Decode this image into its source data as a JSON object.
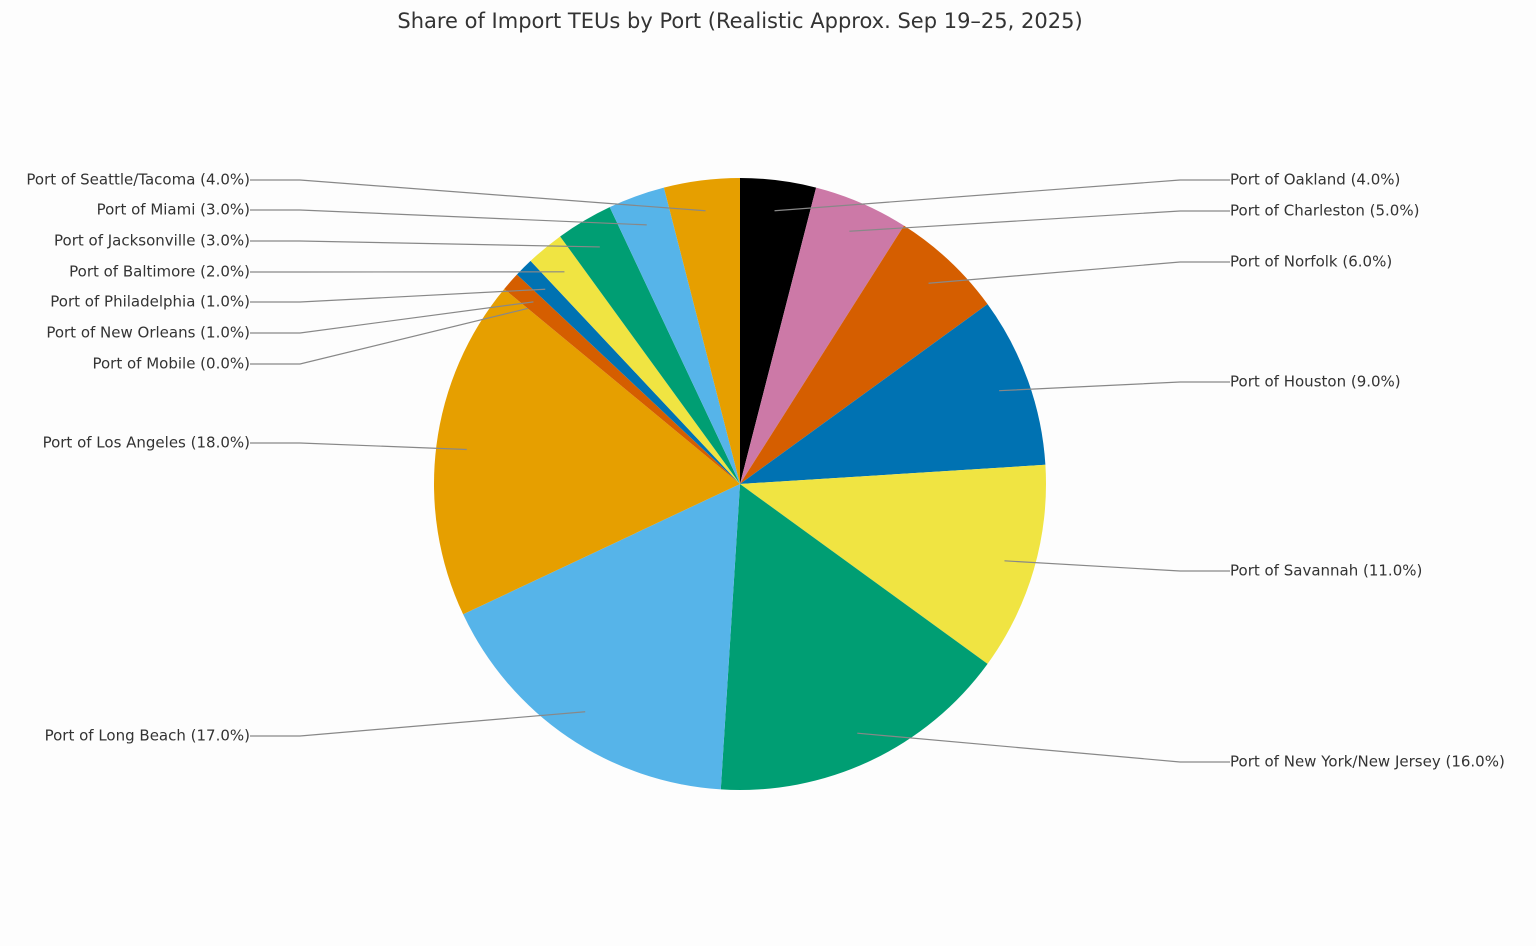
{
  "chart_data": {
    "type": "pie",
    "title": "Share of Import TEUs by Port (Realistic Approx. Sep 19–25, 2025)",
    "categories": [
      "Port of Oakland (4.0%)",
      "Port of Charleston (5.0%)",
      "Port of Norfolk (6.0%)",
      "Port of Houston (9.0%)",
      "Port of Savannah (11.0%)",
      "Port of New York/New Jersey (16.0%)",
      "Port of Long Beach (17.0%)",
      "Port of Los Angeles (18.0%)",
      "Port of Mobile (0.0%)",
      "Port of New Orleans (1.0%)",
      "Port of Philadelphia (1.0%)",
      "Port of Baltimore (2.0%)",
      "Port of Jacksonville (3.0%)",
      "Port of Miami (3.0%)",
      "Port of Seattle/Tacoma (4.0%)"
    ],
    "values": [
      4,
      5,
      6,
      9,
      11,
      16,
      17,
      18,
      0,
      1,
      1,
      2,
      3,
      3,
      4
    ],
    "colors": [
      "#000000",
      "#cc79a7",
      "#d55e00",
      "#0072b2",
      "#f0e442",
      "#009e73",
      "#56b4e9",
      "#e69f00",
      "#cc79a7",
      "#d55e00",
      "#0072b2",
      "#f0e442",
      "#009e73",
      "#56b4e9",
      "#e69f00"
    ]
  }
}
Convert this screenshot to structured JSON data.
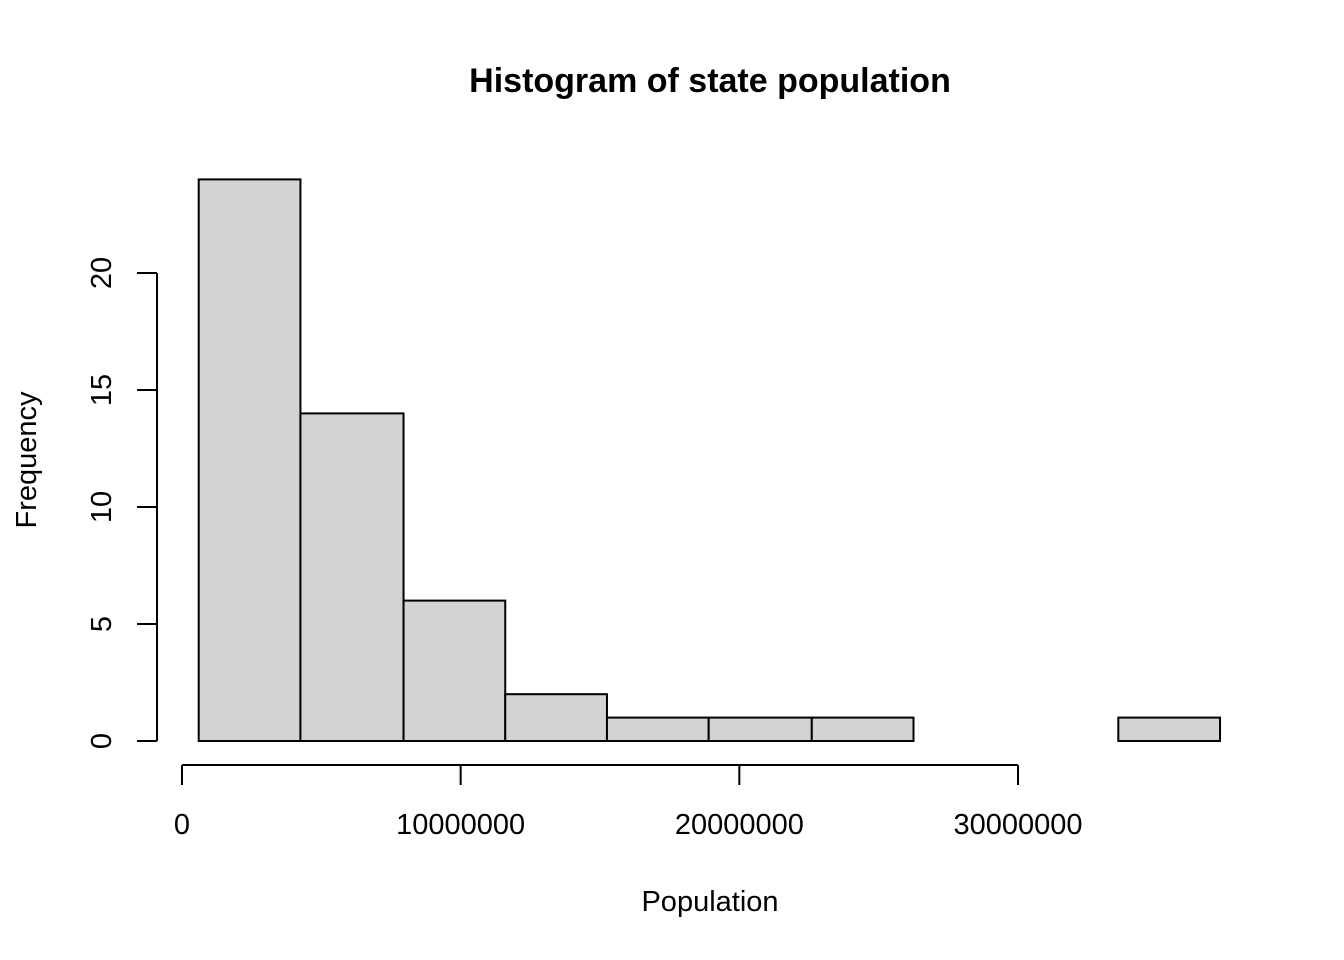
{
  "chart_data": {
    "type": "bar",
    "histogram": true,
    "title": "Histogram of state population",
    "xlabel": "Population",
    "ylabel": "Frequency",
    "bins": [
      {
        "start": 600000,
        "end": 4250000,
        "count": 24
      },
      {
        "start": 4250000,
        "end": 7950000,
        "count": 14
      },
      {
        "start": 7950000,
        "end": 11600000,
        "count": 6
      },
      {
        "start": 11600000,
        "end": 15250000,
        "count": 2
      },
      {
        "start": 15250000,
        "end": 18900000,
        "count": 1
      },
      {
        "start": 18900000,
        "end": 22600000,
        "count": 1
      },
      {
        "start": 22600000,
        "end": 26250000,
        "count": 1
      },
      {
        "start": 26250000,
        "end": 29900000,
        "count": 0
      },
      {
        "start": 29900000,
        "end": 33600000,
        "count": 0
      },
      {
        "start": 33600000,
        "end": 37250000,
        "count": 1
      }
    ],
    "xticks": [
      0,
      10000000,
      20000000,
      30000000
    ],
    "xtick_labels": [
      "0",
      "10000000",
      "20000000",
      "30000000"
    ],
    "yticks": [
      0,
      5,
      10,
      15,
      20
    ],
    "ytick_labels": [
      "0",
      "5",
      "10",
      "15",
      "20"
    ],
    "xlim": [
      -300000,
      37900000
    ],
    "ylim": [
      0,
      25
    ],
    "grid": false,
    "bar_fill": "#d3d3d3",
    "bar_stroke": "#000000"
  }
}
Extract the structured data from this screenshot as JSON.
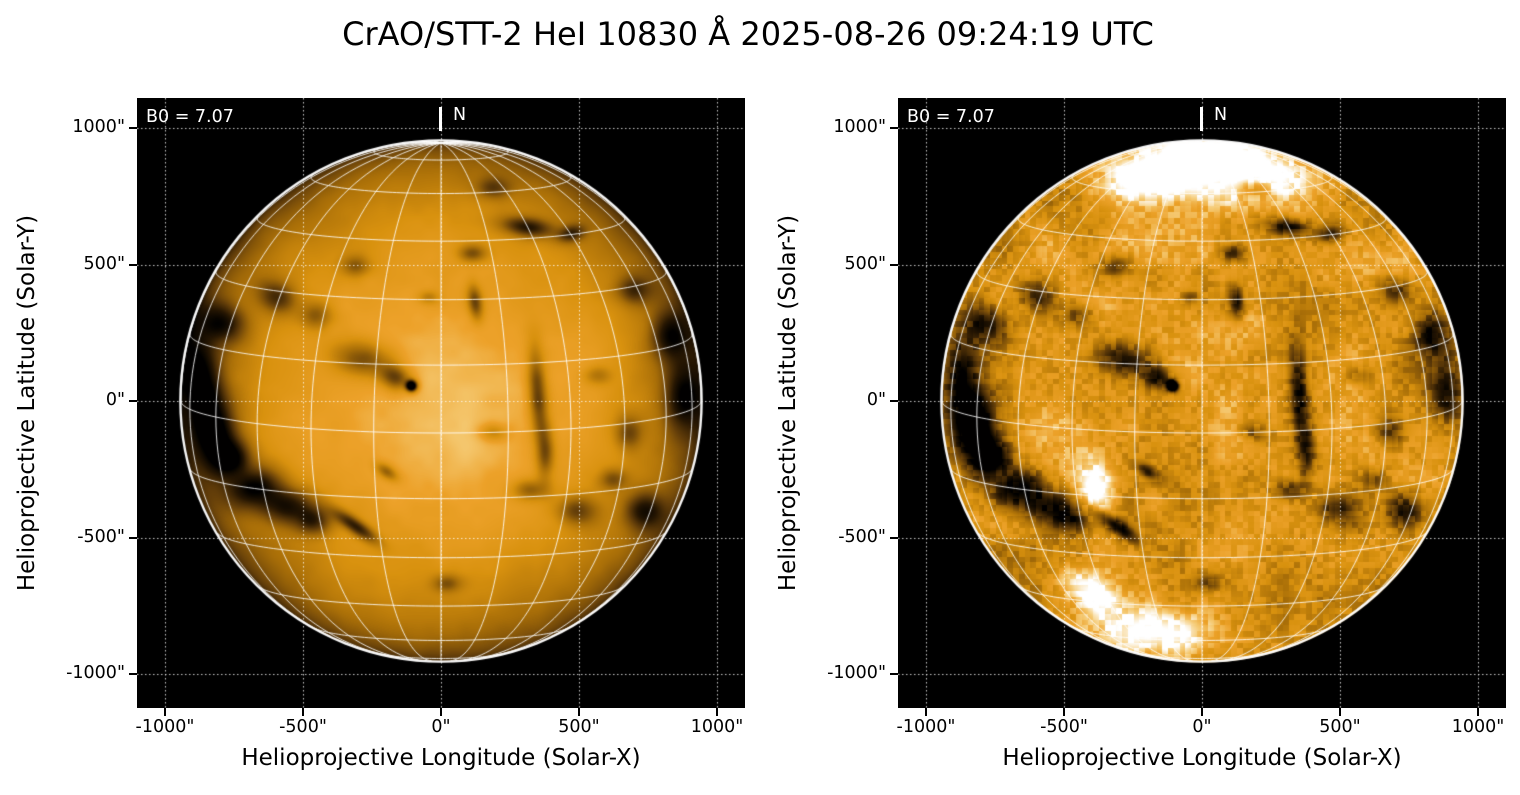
{
  "figure": {
    "title": "CrAO/STT-2 HeI 10830 Å 2025-08-26 09:24:19 UTC",
    "background_color": "#ffffff",
    "plot_background_color": "#000000"
  },
  "axes": {
    "x_label": "Helioprojective Longitude (Solar-X)",
    "y_label": "Helioprojective Latitude (Solar-Y)",
    "x_tick_labels": [
      "-1000\"",
      "-500\"",
      "0\"",
      "500\"",
      "1000\""
    ],
    "y_tick_labels": [
      "1000\"",
      "500\"",
      "0\"",
      "-500\"",
      "-1000\""
    ]
  },
  "panels": [
    {
      "name": "HeI 10830 full disk, limb-darkened view",
      "annotation_b0": "B0 = 7.07",
      "north_label": "N"
    },
    {
      "name": "HeI 10830 full disk, contrast-enhanced (limb darkening removed)",
      "annotation_b0": "B0 = 7.07",
      "north_label": "N"
    }
  ],
  "colors": {
    "disk_orange": "#e89b1e",
    "disk_limb_brown": "#5f3c05",
    "bright_plage": "#f7e7c8",
    "dark_filament": "#0d0903",
    "graticule_white": "#ffffff"
  },
  "chart_data": {
    "type": "heatmap",
    "title": "CrAO/STT-2 HeI 10830 Å 2025-08-26 09:24:19 UTC",
    "observatory_instrument": "CrAO/STT-2",
    "wavelength": "HeI 10830 Å",
    "datetime_utc": "2025-08-26 09:24:19 UTC",
    "B0_deg": 7.07,
    "north_marker": "N",
    "legend": "none",
    "grid": "dotted white helioprojective gridlines at every tick; solid white heliographic graticule (15 deg spacing) over the solar disk; white limb circle",
    "panels": [
      {
        "description": "Solar full-disk HeI 10830 Å image with natural limb darkening; orange disk, scattered dark filaments/active-region absorption patches",
        "xlabel": "Helioprojective Longitude (Solar-X)",
        "ylabel": "Helioprojective Latitude (Solar-Y)",
        "xlim_arcsec": [
          -1105,
          1105
        ],
        "ylim_arcsec": [
          -1105,
          1105
        ],
        "x_ticks_arcsec": [
          -1000,
          -500,
          0,
          500,
          1000
        ],
        "y_ticks_arcsec": [
          -1000,
          -500,
          0,
          500,
          1000
        ],
        "solar_disk_radius_arcsec": 950
      },
      {
        "description": "Same disk with limb darkening removed / contrast enhanced; strongly mottled texture, bright polar and plage regions, prominent dark filaments",
        "xlabel": "Helioprojective Longitude (Solar-X)",
        "ylabel": "Helioprojective Latitude (Solar-Y)",
        "xlim_arcsec": [
          -1105,
          1105
        ],
        "ylim_arcsec": [
          -1105,
          1105
        ],
        "x_ticks_arcsec": [
          -1000,
          -500,
          0,
          500,
          1000
        ],
        "y_ticks_arcsec": [
          -1000,
          -500,
          0,
          500,
          1000
        ],
        "solar_disk_radius_arcsec": 950
      }
    ]
  }
}
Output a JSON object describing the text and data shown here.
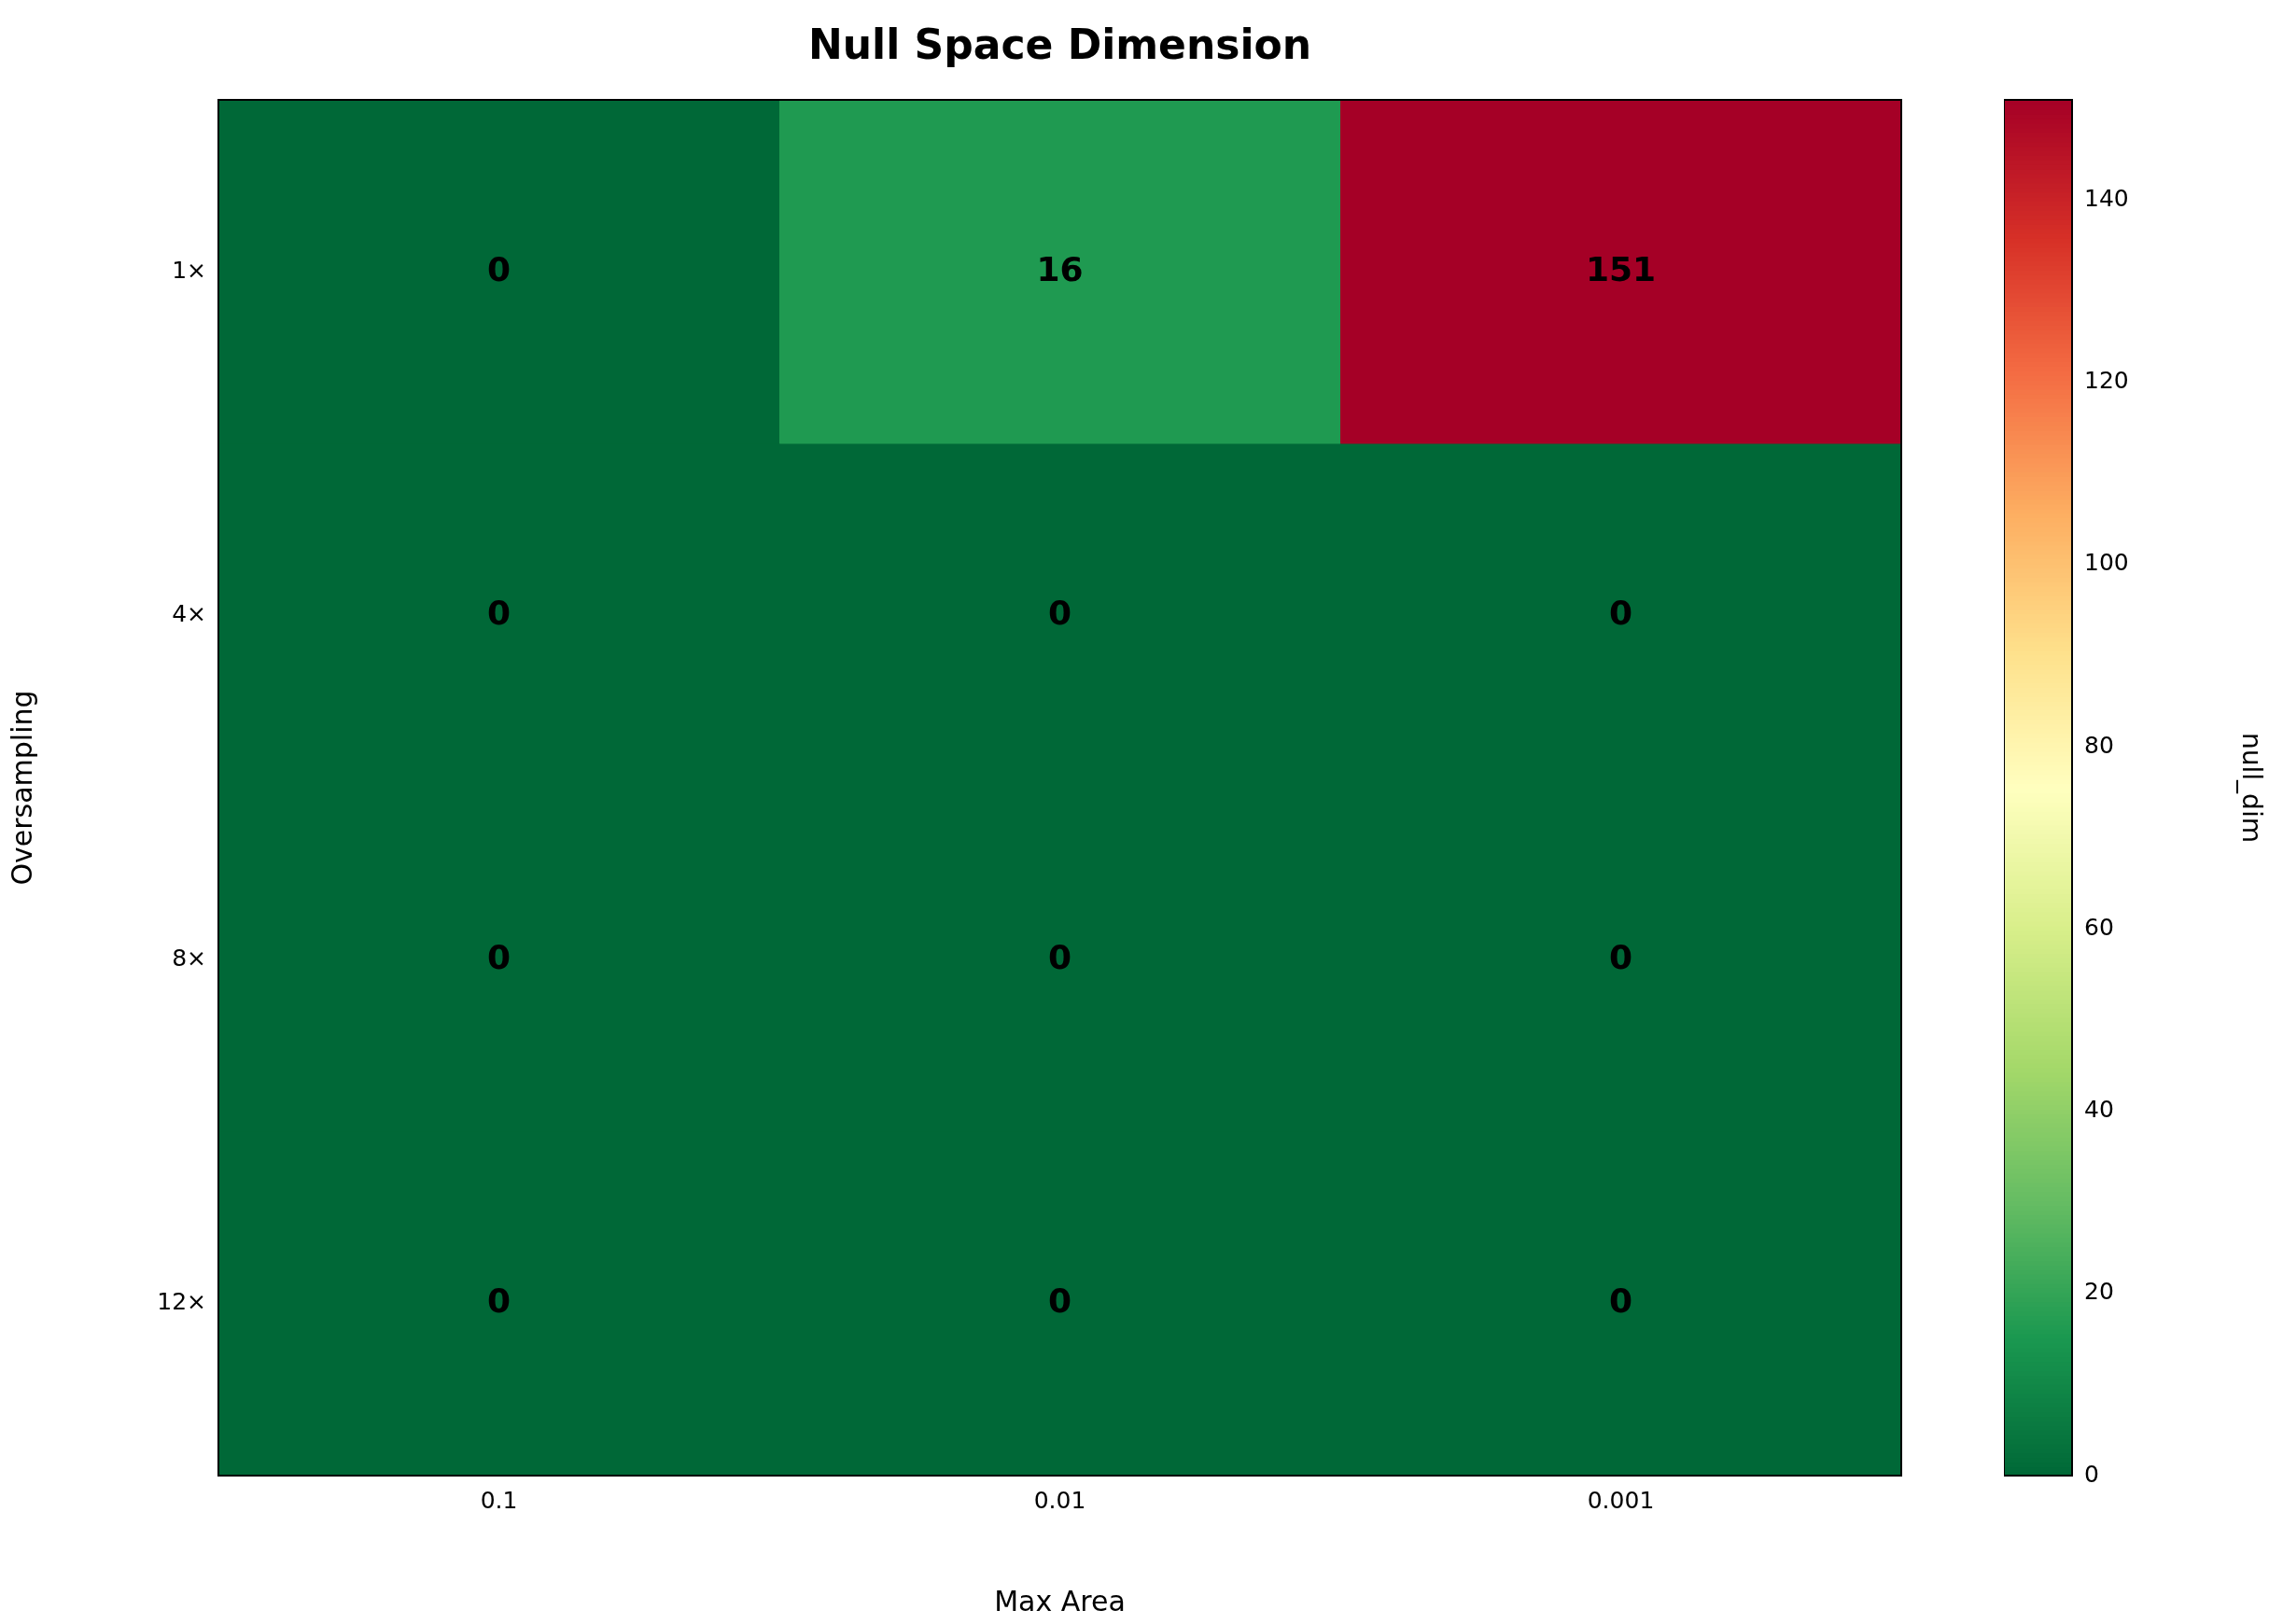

Directions for this task: Select all lines with the word "JSON" from the entries above.

Exercise output:
Decode this image into its source data as a JSON object.
Convert this screenshot to structured JSON data.
Extract the structured data from this screenshot as JSON.
Output a JSON object describing the text and data shown here.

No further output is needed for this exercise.